Aim of the exercise
Copy out the listing in full, exactly as written, but not its pictures.

** Begin Material provided **

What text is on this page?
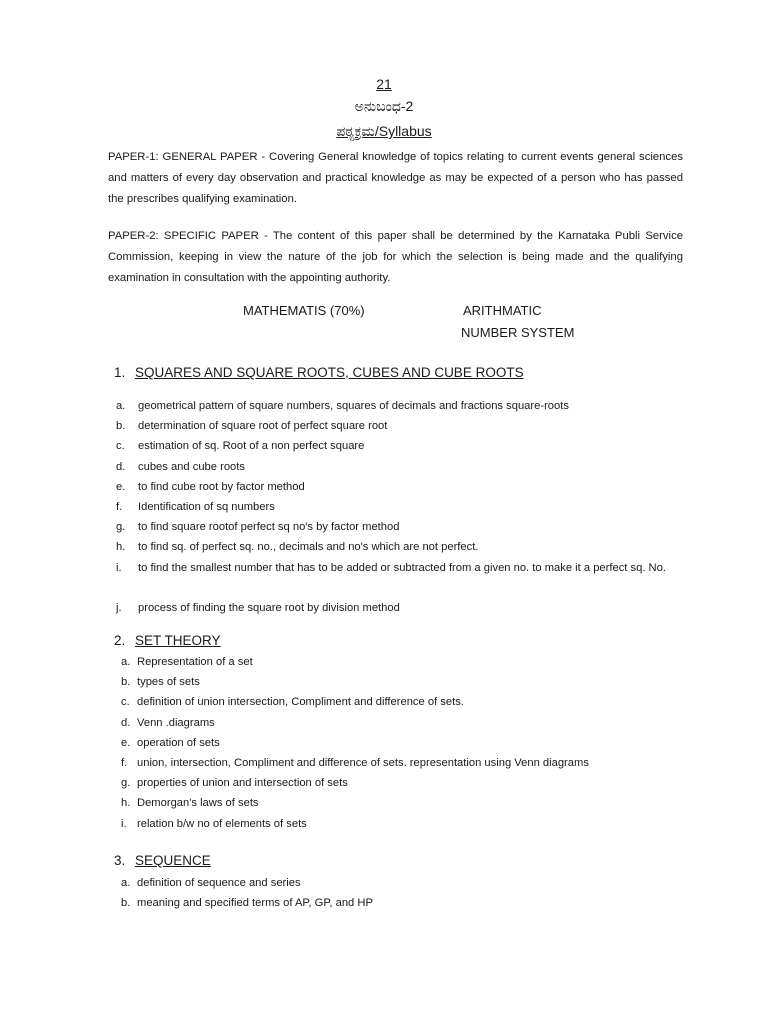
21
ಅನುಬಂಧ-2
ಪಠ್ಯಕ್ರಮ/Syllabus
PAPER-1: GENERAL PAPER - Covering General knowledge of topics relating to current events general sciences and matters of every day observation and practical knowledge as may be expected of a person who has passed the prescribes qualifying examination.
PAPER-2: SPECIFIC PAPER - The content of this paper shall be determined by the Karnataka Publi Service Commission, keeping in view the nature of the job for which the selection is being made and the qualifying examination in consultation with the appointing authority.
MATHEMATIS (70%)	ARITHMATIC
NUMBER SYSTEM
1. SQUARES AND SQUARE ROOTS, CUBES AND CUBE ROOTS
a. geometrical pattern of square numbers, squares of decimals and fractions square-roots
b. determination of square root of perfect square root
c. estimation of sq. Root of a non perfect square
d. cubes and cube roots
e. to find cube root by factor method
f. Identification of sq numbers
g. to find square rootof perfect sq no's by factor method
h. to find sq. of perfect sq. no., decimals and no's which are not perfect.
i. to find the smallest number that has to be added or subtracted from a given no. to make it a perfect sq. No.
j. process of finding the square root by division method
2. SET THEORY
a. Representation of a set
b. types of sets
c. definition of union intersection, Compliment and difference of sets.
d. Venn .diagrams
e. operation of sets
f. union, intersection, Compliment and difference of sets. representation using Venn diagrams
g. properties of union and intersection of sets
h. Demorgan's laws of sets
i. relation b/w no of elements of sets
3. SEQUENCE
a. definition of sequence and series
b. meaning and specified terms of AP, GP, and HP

** End Material provided **

Expected answer
What text is on this page?
21
ಅನುಬಂಧ-2
ಪಠ್ಯಕ್ರಮ/Syllabus
PAPER-1: GENERAL PAPER - Covering General knowledge of topics relating to current events general sciences and matters of every day observation and practical knowledge as may be expected of a person who has passed the prescribes qualifying examination.
PAPER-2: SPECIFIC PAPER - The content of this paper shall be determined by the Karnataka Publi Service Commission, keeping in view the nature of the job for which the selection is being made and the qualifying examination in consultation with the appointing authority.
MATHEMATIS (70%)	ARITHMATIC
NUMBER SYSTEM
1. SQUARES AND SQUARE ROOTS, CUBES AND CUBE ROOTS
a. geometrical pattern of square numbers, squares of decimals and fractions square-roots
b. determination of square root of perfect square root
c. estimation of sq. Root of a non perfect square
d. cubes and cube roots
e. to find cube root by factor method
f. Identification of sq numbers
g. to find square rootof perfect sq no's by factor method
h. to find sq. of perfect sq. no., decimals and no's which are not perfect.
i. to find the smallest number that has to be added or subtracted from a given no. to make it a perfect sq. No.
j. process of finding the square root by division method
2. SET THEORY
a. Representation of a set
b. types of sets
c. definition of union intersection, Compliment and difference of sets.
d. Venn .diagrams
e. operation of sets
f. union, intersection, Compliment and difference of sets. representation using Venn diagrams
g. properties of union and intersection of sets
h. Demorgan's laws of sets
i. relation b/w no of elements of sets
3. SEQUENCE
a. definition of sequence and series
b. meaning and specified terms of AP, GP, and HP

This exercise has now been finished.